→ **WORK REQUIRED**: Scan the lines below; pull out those with "label".

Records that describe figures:

— START —

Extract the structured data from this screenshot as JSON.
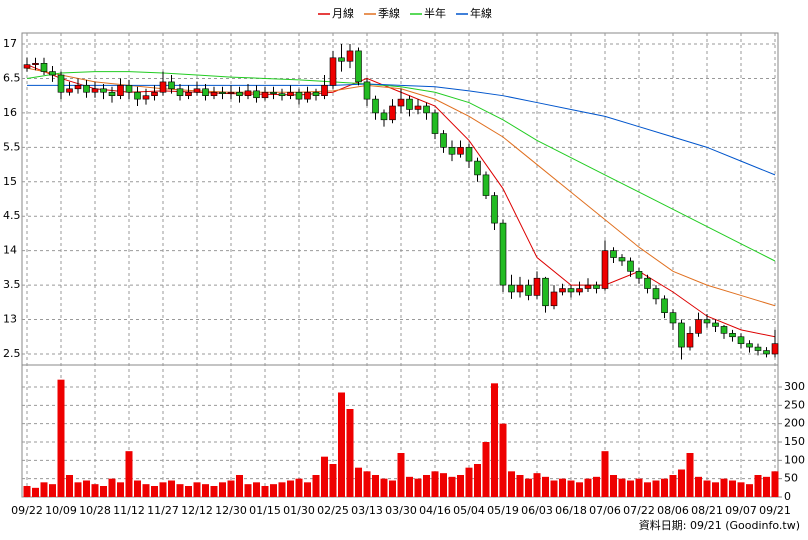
{
  "chart_data": {
    "type": "candlestick",
    "categories": [
      "09/22",
      null,
      null,
      null,
      "10/09",
      null,
      null,
      null,
      "10/28",
      null,
      null,
      null,
      "11/12",
      null,
      null,
      null,
      "11/27",
      null,
      null,
      null,
      "12/12",
      null,
      null,
      null,
      "12/30",
      null,
      null,
      null,
      "01/15",
      null,
      null,
      null,
      "01/30",
      null,
      null,
      null,
      "02/25",
      null,
      null,
      null,
      "03/13",
      null,
      null,
      null,
      "03/30",
      null,
      null,
      null,
      "04/16",
      null,
      null,
      null,
      "05/04",
      null,
      null,
      null,
      "05/19",
      null,
      null,
      null,
      "06/03",
      null,
      null,
      null,
      "06/18",
      null,
      null,
      null,
      "07/06",
      null,
      null,
      null,
      "07/22",
      null,
      null,
      null,
      "08/06",
      null,
      null,
      null,
      "08/21",
      null,
      null,
      null,
      "09/07",
      null,
      null,
      null,
      "09/21"
    ],
    "open": [
      16.65,
      16.7,
      16.72,
      16.6,
      16.55,
      16.3,
      16.35,
      16.4,
      16.3,
      16.35,
      16.3,
      16.25,
      16.4,
      16.3,
      16.2,
      16.25,
      16.3,
      16.45,
      16.35,
      16.25,
      16.3,
      16.35,
      16.25,
      16.3,
      16.28,
      16.3,
      16.25,
      16.32,
      16.22,
      16.3,
      16.28,
      16.25,
      16.3,
      16.2,
      16.3,
      16.25,
      16.4,
      16.8,
      16.75,
      16.9,
      16.45,
      16.2,
      16.0,
      15.9,
      16.1,
      16.2,
      16.05,
      16.1,
      16.0,
      15.7,
      15.5,
      15.4,
      15.5,
      15.3,
      15.1,
      14.8,
      14.4,
      13.5,
      13.4,
      13.5,
      13.35,
      13.6,
      13.2,
      13.4,
      13.45,
      13.4,
      13.45,
      13.5,
      13.45,
      14.0,
      13.9,
      13.85,
      13.7,
      13.6,
      13.45,
      13.3,
      13.1,
      12.95,
      12.6,
      12.8,
      13.0,
      12.95,
      12.9,
      12.8,
      12.75,
      12.65,
      12.6,
      12.55,
      12.5
    ],
    "high": [
      16.8,
      16.8,
      16.8,
      16.68,
      16.6,
      16.45,
      16.5,
      16.48,
      16.45,
      16.42,
      16.38,
      16.5,
      16.48,
      16.38,
      16.35,
      16.4,
      16.6,
      16.55,
      16.42,
      16.4,
      16.45,
      16.42,
      16.38,
      16.38,
      16.4,
      16.38,
      16.42,
      16.4,
      16.38,
      16.38,
      16.35,
      16.4,
      16.35,
      16.38,
      16.35,
      16.55,
      16.9,
      17.0,
      17.0,
      16.95,
      16.5,
      16.25,
      16.05,
      16.2,
      16.35,
      16.25,
      16.2,
      16.15,
      16.05,
      15.75,
      15.6,
      15.6,
      15.55,
      15.35,
      15.15,
      14.85,
      14.45,
      13.65,
      13.62,
      13.58,
      13.7,
      13.62,
      13.5,
      13.52,
      13.5,
      13.55,
      13.6,
      13.55,
      14.15,
      14.05,
      13.95,
      13.9,
      13.75,
      13.65,
      13.5,
      13.35,
      13.15,
      13.0,
      12.9,
      13.1,
      13.08,
      13.0,
      12.92,
      12.85,
      12.8,
      12.7,
      12.65,
      12.6,
      12.85
    ],
    "low": [
      16.6,
      16.62,
      16.55,
      16.45,
      16.2,
      16.25,
      16.28,
      16.22,
      16.22,
      16.2,
      16.15,
      16.2,
      16.2,
      16.1,
      16.12,
      16.18,
      16.25,
      16.28,
      16.18,
      16.2,
      16.25,
      16.18,
      16.2,
      16.2,
      16.2,
      16.15,
      16.2,
      16.15,
      16.18,
      16.2,
      16.18,
      16.2,
      16.12,
      16.15,
      16.18,
      16.2,
      16.35,
      16.6,
      16.65,
      16.4,
      16.1,
      15.9,
      15.8,
      15.85,
      16.0,
      15.95,
      15.98,
      15.9,
      15.62,
      15.42,
      15.3,
      15.35,
      15.2,
      15.0,
      14.75,
      14.3,
      13.4,
      13.3,
      13.32,
      13.28,
      13.3,
      13.1,
      13.15,
      13.35,
      13.32,
      13.35,
      13.4,
      13.38,
      13.42,
      13.82,
      13.78,
      13.62,
      13.52,
      13.38,
      13.22,
      13.02,
      12.85,
      12.42,
      12.55,
      12.75,
      12.88,
      12.82,
      12.72,
      12.68,
      12.58,
      12.52,
      12.48,
      12.45,
      12.45
    ],
    "close": [
      16.7,
      16.72,
      16.6,
      16.55,
      16.3,
      16.35,
      16.4,
      16.3,
      16.35,
      16.3,
      16.25,
      16.4,
      16.3,
      16.2,
      16.25,
      16.3,
      16.45,
      16.35,
      16.25,
      16.3,
      16.35,
      16.25,
      16.3,
      16.28,
      16.3,
      16.25,
      16.32,
      16.22,
      16.3,
      16.28,
      16.25,
      16.3,
      16.2,
      16.3,
      16.25,
      16.4,
      16.8,
      16.75,
      16.9,
      16.45,
      16.2,
      16.0,
      15.9,
      16.1,
      16.2,
      16.05,
      16.1,
      16.0,
      15.7,
      15.5,
      15.4,
      15.5,
      15.3,
      15.1,
      14.8,
      14.4,
      13.5,
      13.4,
      13.5,
      13.35,
      13.6,
      13.2,
      13.4,
      13.45,
      13.4,
      13.45,
      13.5,
      13.45,
      14.0,
      13.9,
      13.85,
      13.7,
      13.6,
      13.45,
      13.3,
      13.1,
      12.95,
      12.6,
      12.8,
      13.0,
      12.95,
      12.9,
      12.8,
      12.75,
      12.65,
      12.6,
      12.55,
      12.5,
      12.65
    ],
    "volume": [
      30,
      25,
      40,
      35,
      320,
      60,
      40,
      45,
      35,
      30,
      50,
      40,
      125,
      45,
      35,
      30,
      40,
      45,
      35,
      30,
      40,
      35,
      30,
      40,
      45,
      60,
      35,
      40,
      30,
      35,
      40,
      45,
      50,
      40,
      60,
      110,
      90,
      285,
      240,
      80,
      70,
      60,
      50,
      45,
      120,
      55,
      50,
      60,
      70,
      65,
      55,
      60,
      80,
      90,
      150,
      310,
      200,
      70,
      60,
      50,
      65,
      55,
      45,
      50,
      45,
      40,
      50,
      55,
      125,
      60,
      50,
      45,
      50,
      40,
      45,
      50,
      60,
      75,
      120,
      55,
      45,
      40,
      50,
      45,
      40,
      35,
      60,
      55,
      70
    ],
    "up_color": "#ee0000",
    "down_color": "#22bb22",
    "volume_color": "#ee0000",
    "x": [
      0,
      4,
      8,
      12,
      16,
      20,
      24,
      28,
      32,
      36,
      40,
      44,
      48,
      52,
      56,
      60,
      64,
      68,
      72,
      76,
      80,
      84,
      88
    ],
    "series": [
      {
        "name": "月線",
        "color": "#dd0000",
        "values": [
          16.7,
          16.5,
          16.35,
          16.3,
          16.32,
          16.3,
          16.28,
          16.27,
          16.26,
          16.3,
          16.5,
          16.3,
          16.1,
          15.6,
          14.9,
          13.9,
          13.5,
          13.5,
          13.7,
          13.4,
          13.05,
          12.85,
          12.75
        ]
      },
      {
        "name": "季線",
        "color": "#e07020",
        "values": [
          16.65,
          16.55,
          16.45,
          16.4,
          16.35,
          16.32,
          16.3,
          16.3,
          16.3,
          16.32,
          16.4,
          16.35,
          16.2,
          15.95,
          15.65,
          15.25,
          14.85,
          14.45,
          14.05,
          13.7,
          13.5,
          13.35,
          13.2
        ]
      },
      {
        "name": "半年",
        "color": "#22cc22",
        "values": [
          16.5,
          16.58,
          16.6,
          16.6,
          16.58,
          16.55,
          16.52,
          16.5,
          16.48,
          16.45,
          16.42,
          16.38,
          16.3,
          16.15,
          15.9,
          15.6,
          15.35,
          15.1,
          14.85,
          14.6,
          14.35,
          14.1,
          13.85
        ]
      },
      {
        "name": "年線",
        "color": "#0055cc",
        "values": [
          16.4,
          16.4,
          16.4,
          16.4,
          16.4,
          16.4,
          16.4,
          16.4,
          16.4,
          16.4,
          16.42,
          16.4,
          16.38,
          16.32,
          16.25,
          16.15,
          16.05,
          15.95,
          15.8,
          15.65,
          15.5,
          15.3,
          15.1
        ]
      }
    ],
    "ylim": [
      12.34,
      17.16
    ],
    "yticks": [
      {
        "value": 12.5,
        "label": "2.5"
      },
      13,
      {
        "value": 13.5,
        "label": "3.5"
      },
      14,
      {
        "value": 14.5,
        "label": "4.5"
      },
      15,
      {
        "value": 15.5,
        "label": "5.5"
      },
      16,
      {
        "value": 16.5,
        "label": "6.5"
      },
      17
    ],
    "y2lim": [
      0,
      360
    ],
    "y2ticks": [
      0,
      50,
      100,
      150,
      200,
      250,
      300
    ],
    "grid": true,
    "footer": "資料日期: 09/21 (Goodinfo.tw)"
  }
}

— END —

→ **TASK SOLUTION**:
        "label": "2.5"
        "label": "3.5"
        "label": "4.5"
        "label": "5.5"
        "label": "6.5"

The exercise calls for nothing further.